(Lines of data)
*****
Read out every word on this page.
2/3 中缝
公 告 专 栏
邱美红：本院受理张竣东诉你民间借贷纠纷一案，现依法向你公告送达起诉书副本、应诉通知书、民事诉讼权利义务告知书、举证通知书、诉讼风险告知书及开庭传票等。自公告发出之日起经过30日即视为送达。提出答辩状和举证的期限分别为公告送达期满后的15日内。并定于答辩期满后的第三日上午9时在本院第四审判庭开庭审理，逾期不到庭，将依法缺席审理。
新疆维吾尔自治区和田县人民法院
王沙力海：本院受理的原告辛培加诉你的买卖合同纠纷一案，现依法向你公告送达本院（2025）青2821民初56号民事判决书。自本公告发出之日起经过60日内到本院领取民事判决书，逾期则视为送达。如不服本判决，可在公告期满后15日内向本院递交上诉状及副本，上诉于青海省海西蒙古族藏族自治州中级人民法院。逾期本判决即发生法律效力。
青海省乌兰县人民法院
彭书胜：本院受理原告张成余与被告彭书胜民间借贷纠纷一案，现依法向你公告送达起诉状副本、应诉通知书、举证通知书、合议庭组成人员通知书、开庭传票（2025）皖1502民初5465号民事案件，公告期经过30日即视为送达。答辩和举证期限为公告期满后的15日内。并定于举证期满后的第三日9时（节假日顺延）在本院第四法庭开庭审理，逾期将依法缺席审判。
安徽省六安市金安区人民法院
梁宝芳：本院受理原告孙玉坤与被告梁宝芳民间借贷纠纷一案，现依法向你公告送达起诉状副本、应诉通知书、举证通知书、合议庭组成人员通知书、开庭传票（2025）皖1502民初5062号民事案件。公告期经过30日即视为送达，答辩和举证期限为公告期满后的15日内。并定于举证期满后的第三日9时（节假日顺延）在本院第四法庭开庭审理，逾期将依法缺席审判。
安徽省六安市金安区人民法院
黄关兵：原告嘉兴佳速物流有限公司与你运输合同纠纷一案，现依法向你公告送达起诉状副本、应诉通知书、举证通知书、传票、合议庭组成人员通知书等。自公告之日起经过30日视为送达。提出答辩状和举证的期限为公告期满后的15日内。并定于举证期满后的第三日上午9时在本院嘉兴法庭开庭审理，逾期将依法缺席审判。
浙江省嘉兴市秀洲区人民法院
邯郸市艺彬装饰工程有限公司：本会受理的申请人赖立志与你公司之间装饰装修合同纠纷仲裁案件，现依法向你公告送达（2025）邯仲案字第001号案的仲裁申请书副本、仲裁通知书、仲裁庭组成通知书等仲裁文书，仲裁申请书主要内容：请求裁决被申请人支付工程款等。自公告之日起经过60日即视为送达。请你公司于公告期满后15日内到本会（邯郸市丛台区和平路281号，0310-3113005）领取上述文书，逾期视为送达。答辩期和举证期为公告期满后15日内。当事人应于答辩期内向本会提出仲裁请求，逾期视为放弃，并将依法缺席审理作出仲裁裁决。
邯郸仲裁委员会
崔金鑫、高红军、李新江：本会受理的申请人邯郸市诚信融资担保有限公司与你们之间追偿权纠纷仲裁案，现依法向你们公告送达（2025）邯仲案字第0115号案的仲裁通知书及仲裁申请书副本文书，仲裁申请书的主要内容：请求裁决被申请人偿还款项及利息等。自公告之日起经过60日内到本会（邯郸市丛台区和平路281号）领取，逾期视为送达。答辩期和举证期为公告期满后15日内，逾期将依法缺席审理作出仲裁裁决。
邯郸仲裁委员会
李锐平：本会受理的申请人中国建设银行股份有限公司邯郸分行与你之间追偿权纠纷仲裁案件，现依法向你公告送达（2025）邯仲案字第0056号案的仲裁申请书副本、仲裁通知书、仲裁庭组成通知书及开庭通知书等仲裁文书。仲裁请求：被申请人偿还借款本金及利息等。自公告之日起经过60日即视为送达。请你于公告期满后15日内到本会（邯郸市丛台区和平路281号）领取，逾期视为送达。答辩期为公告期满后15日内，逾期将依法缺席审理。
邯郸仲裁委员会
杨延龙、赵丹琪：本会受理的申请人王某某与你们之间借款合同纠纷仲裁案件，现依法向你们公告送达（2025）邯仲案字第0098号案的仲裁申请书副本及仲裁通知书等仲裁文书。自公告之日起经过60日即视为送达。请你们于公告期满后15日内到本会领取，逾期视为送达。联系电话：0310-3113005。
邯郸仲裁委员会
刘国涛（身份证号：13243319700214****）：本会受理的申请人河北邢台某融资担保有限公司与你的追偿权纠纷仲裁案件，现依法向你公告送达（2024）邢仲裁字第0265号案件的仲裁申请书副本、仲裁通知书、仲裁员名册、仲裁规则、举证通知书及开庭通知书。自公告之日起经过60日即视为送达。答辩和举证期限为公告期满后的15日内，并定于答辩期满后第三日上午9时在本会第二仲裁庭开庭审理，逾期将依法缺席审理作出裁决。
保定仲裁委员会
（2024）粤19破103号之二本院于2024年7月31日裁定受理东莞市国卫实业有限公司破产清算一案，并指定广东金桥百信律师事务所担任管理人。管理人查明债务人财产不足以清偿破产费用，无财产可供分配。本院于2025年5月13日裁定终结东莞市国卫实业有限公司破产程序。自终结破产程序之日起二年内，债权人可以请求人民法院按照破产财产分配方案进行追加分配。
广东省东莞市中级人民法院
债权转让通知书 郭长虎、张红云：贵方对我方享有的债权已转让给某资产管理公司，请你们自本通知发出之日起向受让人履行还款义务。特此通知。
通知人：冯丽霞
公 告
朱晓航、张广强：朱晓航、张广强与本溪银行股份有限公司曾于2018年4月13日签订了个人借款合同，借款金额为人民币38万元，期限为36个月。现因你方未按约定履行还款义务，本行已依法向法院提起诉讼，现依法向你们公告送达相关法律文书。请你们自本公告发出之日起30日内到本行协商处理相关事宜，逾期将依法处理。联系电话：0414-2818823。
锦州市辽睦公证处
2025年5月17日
*****
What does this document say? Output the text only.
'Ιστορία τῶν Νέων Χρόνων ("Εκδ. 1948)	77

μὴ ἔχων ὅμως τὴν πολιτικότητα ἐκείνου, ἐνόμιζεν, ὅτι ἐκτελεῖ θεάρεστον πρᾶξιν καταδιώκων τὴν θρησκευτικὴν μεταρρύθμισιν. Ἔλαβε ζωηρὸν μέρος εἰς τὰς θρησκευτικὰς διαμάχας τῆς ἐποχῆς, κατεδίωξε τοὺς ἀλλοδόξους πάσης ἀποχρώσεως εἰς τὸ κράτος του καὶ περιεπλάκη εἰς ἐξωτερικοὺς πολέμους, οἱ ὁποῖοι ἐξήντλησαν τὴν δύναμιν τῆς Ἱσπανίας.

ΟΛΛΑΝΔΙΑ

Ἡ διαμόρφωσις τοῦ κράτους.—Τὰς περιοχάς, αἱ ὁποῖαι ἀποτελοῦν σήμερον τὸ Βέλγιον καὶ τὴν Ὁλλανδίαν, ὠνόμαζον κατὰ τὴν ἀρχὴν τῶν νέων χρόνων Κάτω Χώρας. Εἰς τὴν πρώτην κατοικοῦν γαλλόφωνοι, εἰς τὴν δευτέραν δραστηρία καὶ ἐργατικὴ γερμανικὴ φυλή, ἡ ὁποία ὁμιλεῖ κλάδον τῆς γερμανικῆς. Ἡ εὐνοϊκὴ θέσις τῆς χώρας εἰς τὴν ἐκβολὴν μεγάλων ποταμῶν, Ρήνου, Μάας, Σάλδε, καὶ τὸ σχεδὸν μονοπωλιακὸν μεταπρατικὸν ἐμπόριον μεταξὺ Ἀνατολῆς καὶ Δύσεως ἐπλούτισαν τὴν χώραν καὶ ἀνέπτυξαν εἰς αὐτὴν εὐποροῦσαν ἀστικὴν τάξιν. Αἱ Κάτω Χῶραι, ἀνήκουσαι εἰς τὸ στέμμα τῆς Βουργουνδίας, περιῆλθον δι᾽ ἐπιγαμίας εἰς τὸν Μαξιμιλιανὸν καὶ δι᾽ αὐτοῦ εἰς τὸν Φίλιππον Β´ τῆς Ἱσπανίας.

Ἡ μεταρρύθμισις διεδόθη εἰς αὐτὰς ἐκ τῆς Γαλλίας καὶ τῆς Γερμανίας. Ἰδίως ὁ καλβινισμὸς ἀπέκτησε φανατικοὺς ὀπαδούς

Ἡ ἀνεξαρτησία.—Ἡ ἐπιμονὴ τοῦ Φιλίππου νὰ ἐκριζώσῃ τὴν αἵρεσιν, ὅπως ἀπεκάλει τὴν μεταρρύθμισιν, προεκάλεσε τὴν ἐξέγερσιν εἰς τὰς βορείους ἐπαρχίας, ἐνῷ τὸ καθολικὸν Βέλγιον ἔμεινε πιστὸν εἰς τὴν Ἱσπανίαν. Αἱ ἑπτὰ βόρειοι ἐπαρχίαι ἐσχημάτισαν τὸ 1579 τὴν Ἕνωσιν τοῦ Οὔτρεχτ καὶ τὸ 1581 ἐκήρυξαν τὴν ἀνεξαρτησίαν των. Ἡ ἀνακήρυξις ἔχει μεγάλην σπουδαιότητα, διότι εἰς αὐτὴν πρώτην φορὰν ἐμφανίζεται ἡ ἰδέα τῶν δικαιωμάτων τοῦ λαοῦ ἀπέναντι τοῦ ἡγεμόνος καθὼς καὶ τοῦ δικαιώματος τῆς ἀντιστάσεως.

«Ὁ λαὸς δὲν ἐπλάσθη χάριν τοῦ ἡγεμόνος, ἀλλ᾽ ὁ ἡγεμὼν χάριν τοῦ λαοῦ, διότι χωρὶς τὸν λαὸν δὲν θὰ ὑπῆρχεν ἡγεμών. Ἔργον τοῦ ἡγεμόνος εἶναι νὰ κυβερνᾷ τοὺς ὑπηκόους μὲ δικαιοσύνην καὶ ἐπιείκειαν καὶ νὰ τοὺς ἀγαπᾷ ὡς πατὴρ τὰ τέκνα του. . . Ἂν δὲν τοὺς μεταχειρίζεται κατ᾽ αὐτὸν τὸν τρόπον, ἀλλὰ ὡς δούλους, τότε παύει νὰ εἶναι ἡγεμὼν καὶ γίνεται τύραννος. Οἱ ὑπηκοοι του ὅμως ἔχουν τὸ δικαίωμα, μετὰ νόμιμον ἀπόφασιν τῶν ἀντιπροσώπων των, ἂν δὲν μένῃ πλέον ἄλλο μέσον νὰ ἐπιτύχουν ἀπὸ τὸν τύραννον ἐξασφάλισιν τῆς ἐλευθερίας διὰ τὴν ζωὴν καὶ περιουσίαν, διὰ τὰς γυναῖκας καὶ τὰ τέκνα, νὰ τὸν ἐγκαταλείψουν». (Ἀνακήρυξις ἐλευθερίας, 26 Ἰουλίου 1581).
*****
#### [TO DO]
Collect each line containing the string "逾期将依法缺席审判".

#### [SOLUTION FOR THIS TASK]
彭书胜：本院受理原告张成余与被告彭书胜民间借贷纠纷一案，现依法向你公告送达起诉状副本、应诉通知书、举证通知书、合议庭组成人员通知书、开庭传票（2025）皖1502民初5465号民事案件，公告期经过30日即视为送达。答辩和举证期限为公告期满后的15日内。并定于举证期满后的第三日9时（节假日顺延）在本院第四法庭开庭审理，逾期将依法缺席审判。
梁宝芳：本院受理原告孙玉坤与被告梁宝芳民间借贷纠纷一案，现依法向你公告送达起诉状副本、应诉通知书、举证通知书、合议庭组成人员通知书、开庭传票（2025）皖1502民初5062号民事案件。公告期经过30日即视为送达，答辩和举证期限为公告期满后的15日内。并定于举证期满后的第三日9时（节假日顺延）在本院第四法庭开庭审理，逾期将依法缺席审判。
黄关兵：原告嘉兴佳速物流有限公司与你运输合同纠纷一案，现依法向你公告送达起诉状副本、应诉通知书、举证通知书、传票、合议庭组成人员通知书等。自公告之日起经过30日视为送达。提出答辩状和举证的期限为公告期满后的15日内。并定于举证期满后的第三日上午9时在本院嘉兴法庭开庭审理，逾期将依法缺席审判。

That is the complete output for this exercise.